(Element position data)

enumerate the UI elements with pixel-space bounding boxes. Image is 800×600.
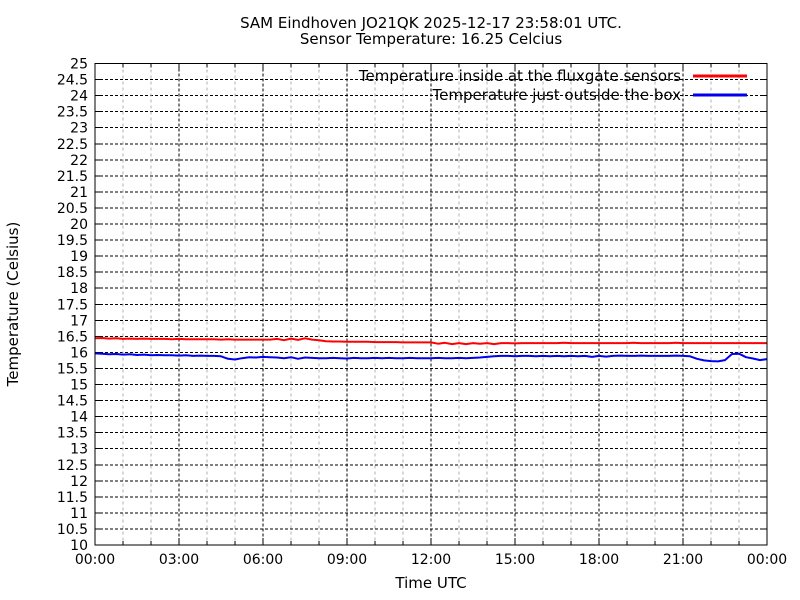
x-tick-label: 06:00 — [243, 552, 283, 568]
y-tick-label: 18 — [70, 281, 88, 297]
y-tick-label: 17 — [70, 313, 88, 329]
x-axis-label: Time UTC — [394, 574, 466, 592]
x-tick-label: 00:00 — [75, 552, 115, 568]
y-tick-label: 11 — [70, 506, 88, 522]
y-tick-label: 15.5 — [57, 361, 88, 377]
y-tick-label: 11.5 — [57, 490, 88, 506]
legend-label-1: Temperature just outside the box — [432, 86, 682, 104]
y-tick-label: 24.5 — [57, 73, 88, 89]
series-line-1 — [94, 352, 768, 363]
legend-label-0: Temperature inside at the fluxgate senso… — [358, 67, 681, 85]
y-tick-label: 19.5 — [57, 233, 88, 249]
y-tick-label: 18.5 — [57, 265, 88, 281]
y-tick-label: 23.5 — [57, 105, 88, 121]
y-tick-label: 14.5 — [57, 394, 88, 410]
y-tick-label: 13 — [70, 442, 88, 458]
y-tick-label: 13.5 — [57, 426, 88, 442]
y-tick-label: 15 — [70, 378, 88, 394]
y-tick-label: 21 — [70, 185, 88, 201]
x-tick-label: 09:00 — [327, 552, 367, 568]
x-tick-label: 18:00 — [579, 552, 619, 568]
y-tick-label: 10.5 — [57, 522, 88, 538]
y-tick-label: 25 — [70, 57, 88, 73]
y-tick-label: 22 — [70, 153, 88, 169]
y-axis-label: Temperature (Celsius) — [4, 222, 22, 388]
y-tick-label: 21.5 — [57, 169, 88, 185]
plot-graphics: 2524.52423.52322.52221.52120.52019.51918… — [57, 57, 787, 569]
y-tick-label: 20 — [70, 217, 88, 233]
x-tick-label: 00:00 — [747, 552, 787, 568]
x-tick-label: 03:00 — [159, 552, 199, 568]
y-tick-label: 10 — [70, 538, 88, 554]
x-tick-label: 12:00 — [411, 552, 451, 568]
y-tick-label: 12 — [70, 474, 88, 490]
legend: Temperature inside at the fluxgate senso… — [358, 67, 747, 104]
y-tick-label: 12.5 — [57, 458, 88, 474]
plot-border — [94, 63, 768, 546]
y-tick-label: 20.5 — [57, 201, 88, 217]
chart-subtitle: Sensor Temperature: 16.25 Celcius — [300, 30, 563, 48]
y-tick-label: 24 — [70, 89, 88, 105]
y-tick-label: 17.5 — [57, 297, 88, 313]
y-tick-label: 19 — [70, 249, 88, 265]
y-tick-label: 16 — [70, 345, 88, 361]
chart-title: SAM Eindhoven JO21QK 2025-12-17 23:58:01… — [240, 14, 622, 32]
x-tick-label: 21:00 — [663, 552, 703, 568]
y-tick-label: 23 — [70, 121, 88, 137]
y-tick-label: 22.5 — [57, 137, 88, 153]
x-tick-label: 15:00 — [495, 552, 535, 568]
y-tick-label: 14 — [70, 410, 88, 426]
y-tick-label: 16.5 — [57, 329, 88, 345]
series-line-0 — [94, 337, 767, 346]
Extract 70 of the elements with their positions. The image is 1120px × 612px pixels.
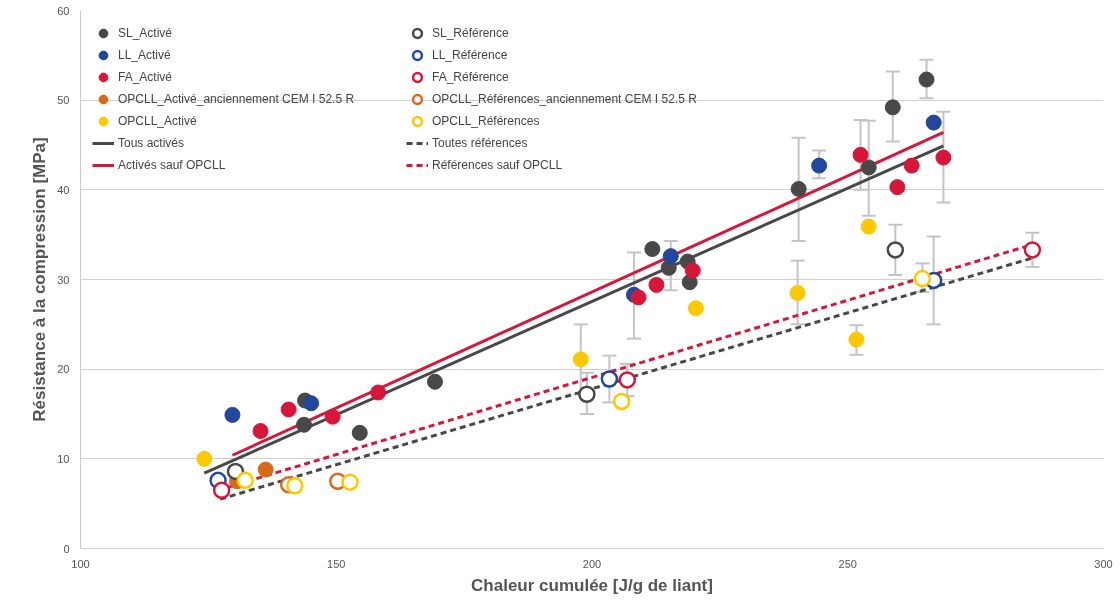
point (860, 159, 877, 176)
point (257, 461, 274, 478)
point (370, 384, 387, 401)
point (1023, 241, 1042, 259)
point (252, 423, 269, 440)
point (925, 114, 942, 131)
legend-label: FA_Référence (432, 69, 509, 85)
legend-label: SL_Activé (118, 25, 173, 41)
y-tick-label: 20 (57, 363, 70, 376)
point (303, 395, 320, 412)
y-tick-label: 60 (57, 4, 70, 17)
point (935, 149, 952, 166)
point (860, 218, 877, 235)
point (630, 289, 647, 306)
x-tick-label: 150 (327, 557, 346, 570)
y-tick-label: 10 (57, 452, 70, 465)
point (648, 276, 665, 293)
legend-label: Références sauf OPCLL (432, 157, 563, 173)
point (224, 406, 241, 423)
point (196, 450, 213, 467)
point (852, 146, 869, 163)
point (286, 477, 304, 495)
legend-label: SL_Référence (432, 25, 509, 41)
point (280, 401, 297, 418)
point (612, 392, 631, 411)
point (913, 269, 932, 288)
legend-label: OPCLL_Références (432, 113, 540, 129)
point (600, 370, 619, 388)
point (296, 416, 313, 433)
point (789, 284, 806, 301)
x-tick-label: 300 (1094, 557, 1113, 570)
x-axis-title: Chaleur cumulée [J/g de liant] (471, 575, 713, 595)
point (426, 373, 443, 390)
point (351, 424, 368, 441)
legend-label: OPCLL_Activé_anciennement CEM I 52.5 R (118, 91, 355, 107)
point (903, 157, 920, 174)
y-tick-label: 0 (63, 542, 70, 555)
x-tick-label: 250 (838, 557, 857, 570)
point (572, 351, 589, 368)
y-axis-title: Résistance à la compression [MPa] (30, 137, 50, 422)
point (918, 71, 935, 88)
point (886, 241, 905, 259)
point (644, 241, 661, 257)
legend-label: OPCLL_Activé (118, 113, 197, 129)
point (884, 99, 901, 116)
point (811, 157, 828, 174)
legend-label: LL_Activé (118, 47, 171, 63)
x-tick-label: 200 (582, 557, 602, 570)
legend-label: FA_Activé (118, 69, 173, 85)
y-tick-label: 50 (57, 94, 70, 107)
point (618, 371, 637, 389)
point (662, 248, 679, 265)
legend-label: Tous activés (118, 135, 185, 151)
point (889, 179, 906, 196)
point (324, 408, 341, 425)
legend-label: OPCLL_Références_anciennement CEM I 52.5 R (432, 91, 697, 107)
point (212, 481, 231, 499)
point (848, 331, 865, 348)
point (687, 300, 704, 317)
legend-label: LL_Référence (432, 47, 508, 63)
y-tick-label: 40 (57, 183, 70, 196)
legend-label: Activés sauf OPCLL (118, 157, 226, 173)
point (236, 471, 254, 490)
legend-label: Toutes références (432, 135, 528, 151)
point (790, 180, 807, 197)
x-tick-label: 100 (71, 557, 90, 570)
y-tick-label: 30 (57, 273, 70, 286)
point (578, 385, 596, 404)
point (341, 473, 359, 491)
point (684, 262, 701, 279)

---

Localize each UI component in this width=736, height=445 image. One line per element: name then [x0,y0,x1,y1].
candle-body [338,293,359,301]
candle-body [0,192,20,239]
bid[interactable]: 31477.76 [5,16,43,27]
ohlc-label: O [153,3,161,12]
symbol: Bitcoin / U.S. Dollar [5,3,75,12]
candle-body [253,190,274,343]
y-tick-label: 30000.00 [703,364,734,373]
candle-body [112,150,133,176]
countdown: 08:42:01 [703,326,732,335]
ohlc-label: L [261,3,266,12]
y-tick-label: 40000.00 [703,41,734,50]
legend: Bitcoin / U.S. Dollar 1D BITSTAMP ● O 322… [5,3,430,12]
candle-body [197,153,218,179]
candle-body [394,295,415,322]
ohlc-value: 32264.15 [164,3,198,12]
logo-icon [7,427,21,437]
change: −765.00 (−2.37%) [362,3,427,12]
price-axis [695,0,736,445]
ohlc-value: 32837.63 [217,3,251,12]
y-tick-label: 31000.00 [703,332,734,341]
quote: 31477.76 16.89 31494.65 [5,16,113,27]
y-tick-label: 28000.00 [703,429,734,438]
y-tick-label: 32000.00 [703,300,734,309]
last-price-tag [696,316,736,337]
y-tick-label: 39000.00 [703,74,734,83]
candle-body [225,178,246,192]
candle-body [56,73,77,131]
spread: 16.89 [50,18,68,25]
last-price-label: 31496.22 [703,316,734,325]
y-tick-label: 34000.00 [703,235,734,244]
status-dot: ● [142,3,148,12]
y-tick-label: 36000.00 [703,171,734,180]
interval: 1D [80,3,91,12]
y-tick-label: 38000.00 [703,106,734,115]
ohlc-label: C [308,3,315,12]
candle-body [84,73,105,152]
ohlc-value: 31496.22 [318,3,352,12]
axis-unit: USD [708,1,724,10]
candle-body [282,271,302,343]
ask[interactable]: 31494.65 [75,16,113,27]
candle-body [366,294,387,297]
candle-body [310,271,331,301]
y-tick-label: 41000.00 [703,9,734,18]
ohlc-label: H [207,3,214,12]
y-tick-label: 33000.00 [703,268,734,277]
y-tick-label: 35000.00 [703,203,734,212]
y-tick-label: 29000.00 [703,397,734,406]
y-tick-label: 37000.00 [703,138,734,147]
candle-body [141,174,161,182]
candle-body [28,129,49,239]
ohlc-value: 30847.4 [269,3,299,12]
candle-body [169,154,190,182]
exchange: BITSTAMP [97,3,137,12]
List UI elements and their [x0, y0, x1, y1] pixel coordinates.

** PROMPT **
Lay out everything from the item line containing "Localize each UI" down to the line containing "countdown: 08:42:01 [703,326,732,335]" as a Markdown table with the columns n and Line, leaving out blank lines. Number the rows in order starting at 1.

** OUTPUT FOR THIS TASK **
| n | Line |
|---|---|
| 1 | Localize each UI component in this width=736, height=445 image. One line per element: name then [x0,y0,x1,y1]. |
| 2 | candle-body [338,293,359,301] |
| 3 | candle-body [0,192,20,239] |
| 4 | bid[interactable]: 31477.76 [5,16,43,27] |
| 5 | ohlc-label: O [153,3,161,12] |
| 6 | symbol: Bitcoin / U.S. Dollar [5,3,75,12] |
| 7 | candle-body [253,190,274,343] |
| 8 | y-tick-label: 30000.00 [703,364,734,373] |
| 9 | candle-body [112,150,133,176] |
| 10 | countdown: 08:42:01 [703,326,732,335] |